REQUEST: Output the material word for word. Leave each picture out.

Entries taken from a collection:
+++++

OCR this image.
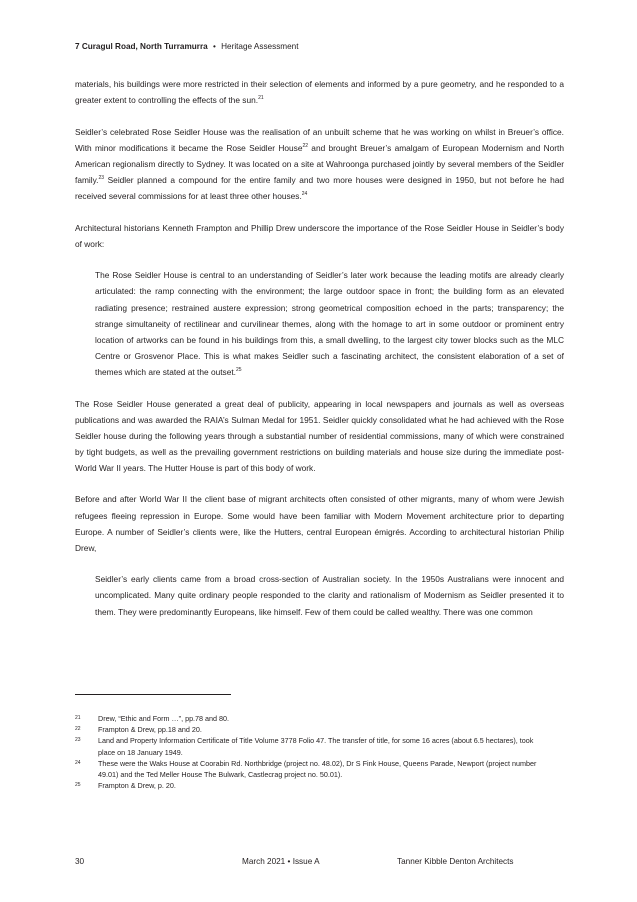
7 Curagul Road, North Turramurra • Heritage Assessment

materials, his buildings were more restricted in their selection of elements and informed by a pure geometry, and he responded to a greater extent to controlling the effects of the sun.$^{21}$

Seidler’s celebrated Rose Seidler House was the realisation of an unbuilt scheme that he was working on whilst in Breuer’s office. With minor modifications it became the Rose Seidler House$^{22}$ and brought Breuer’s amalgam of European Modernism and North American regionalism directly to Sydney. It was located on a site at Wahroonga purchased jointly by several members of the Seidler family.$^{23}$ Seidler planned a compound for the entire family and two more houses were designed in 1950, but not before he had received several commissions for at least three other houses.$^{24}$

Architectural historians Kenneth Frampton and Phillip Drew underscore the importance of the Rose Seidler House in Seidler’s body of work:

The Rose Seidler House is central to an understanding of Seidler’s later work because the leading motifs are already clearly articulated: the ramp connecting with the environment; the large outdoor space in front; the building form as an elevated radiating presence; restrained austere expression; strong geometrical composition echoed in the parts; transparency; the strange simultaneity of rectilinear and curvilinear themes, along with the homage to art in some outdoor or prominent entry location of artworks can be found in his buildings from this, a small dwelling, to the largest city tower blocks such as the MLC Centre or Grosvenor Place. This is what makes Seidler such a fascinating architect, the consistent elaboration of a set of themes which are stated at the outset.$^{25}$

The Rose Seidler House generated a great deal of publicity, appearing in local newspapers and journals as well as overseas publications and was awarded the RAIA’s Sulman Medal for 1951. Seidler quickly consolidated what he had achieved with the Rose Seidler house during the following years through a substantial number of residential commissions, many of which were constrained by tight budgets, as well as the prevailing government restrictions on building materials and house size during the immediate post-World War II years. The Hutter House is part of this body of work.

Before and after World War II the client base of migrant architects often consisted of other migrants, many of whom were Jewish refugees fleeing repression in Europe. Some would have been familiar with Modern Movement architecture prior to departing Europe. A number of Seidler’s clients were, like the Hutters, central European émigrés. According to architectural historian Philip Drew,

Seidler’s early clients came from a broad cross-section of Australian society. In the 1950s Australians were innocent and uncomplicated. Many quite ordinary people responded to the clarity and rationalism of Modernism as Seidler presented it to them. They were predominantly Europeans, like himself. Few of them could be called wealthy. There was one common

21	Drew, “Ethic and Form …”, pp.78 and 80.
22	Frampton & Drew, pp.18 and 20.
23	Land and Property Information Certificate of Title Volume 3778 Folio 47. The transfer of title, for some 16 acres (about 6.5 hectares), took place on 18 January 1949.
24	These were the Waks House at Coorabin Rd. Northbridge (project no. 48.02), Dr S Fink House, Queens Parade, Newport (project number 49.01) and the Ted Meller House The Bulwark, Castlecrag project no. 50.01).
25	Frampton & Drew, p. 20.
30	March 2021 • Issue A	Tanner Kibble Denton Architects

+++++

FINAL ANSWER:
OCR this image.
7 Curagul Road, North Turramurra • Heritage Assessment

materials, his buildings were more restricted in their selection of elements and informed by a pure geometry, and he responded to a greater extent to controlling the effects of the sun.$^{21}$

Seidler’s celebrated Rose Seidler House was the realisation of an unbuilt scheme that he was working on whilst in Breuer’s office. With minor modifications it became the Rose Seidler House$^{22}$ and brought Breuer’s amalgam of European Modernism and North American regionalism directly to Sydney. It was located on a site at Wahroonga purchased jointly by several members of the Seidler family.$^{23}$ Seidler planned a compound for the entire family and two more houses were designed in 1950, but not before he had received several commissions for at least three other houses.$^{24}$

Architectural historians Kenneth Frampton and Phillip Drew underscore the importance of the Rose Seidler House in Seidler’s body of work:

The Rose Seidler House is central to an understanding of Seidler’s later work because the leading motifs are already clearly articulated: the ramp connecting with the environment; the large outdoor space in front; the building form as an elevated radiating presence; restrained austere expression; strong geometrical composition echoed in the parts; transparency; the strange simultaneity of rectilinear and curvilinear themes, along with the homage to art in some outdoor or prominent entry location of artworks can be found in his buildings from this, a small dwelling, to the largest city tower blocks such as the MLC Centre or Grosvenor Place. This is what makes Seidler such a fascinating architect, the consistent elaboration of a set of themes which are stated at the outset.$^{25}$

The Rose Seidler House generated a great deal of publicity, appearing in local newspapers and journals as well as overseas publications and was awarded the RAIA’s Sulman Medal for 1951. Seidler quickly consolidated what he had achieved with the Rose Seidler house during the following years through a substantial number of residential commissions, many of which were constrained by tight budgets, as well as the prevailing government restrictions on building materials and house size during the immediate post-World War II years. The Hutter House is part of this body of work.

Before and after World War II the client base of migrant architects often consisted of other migrants, many of whom were Jewish refugees fleeing repression in Europe. Some would have been familiar with Modern Movement architecture prior to departing Europe. A number of Seidler’s clients were, like the Hutters, central European émigrés. According to architectural historian Philip Drew,

Seidler’s early clients came from a broad cross-section of Australian society. In the 1950s Australians were innocent and uncomplicated. Many quite ordinary people responded to the clarity and rationalism of Modernism as Seidler presented it to them. They were predominantly Europeans, like himself. Few of them could be called wealthy. There was one common

21	Drew, “Ethic and Form …”, pp.78 and 80.
22	Frampton & Drew, pp.18 and 20.
23	Land and Property Information Certificate of Title Volume 3778 Folio 47. The transfer of title, for some 16 acres (about 6.5 hectares), took place on 18 January 1949.
24	These were the Waks House at Coorabin Rd. Northbridge (project no. 48.02), Dr S Fink House, Queens Parade, Newport (project number 49.01) and the Ted Meller House The Bulwark, Castlecrag project no. 50.01).
25	Frampton & Drew, p. 20.
30	March 2021 • Issue A	Tanner Kibble Denton Architects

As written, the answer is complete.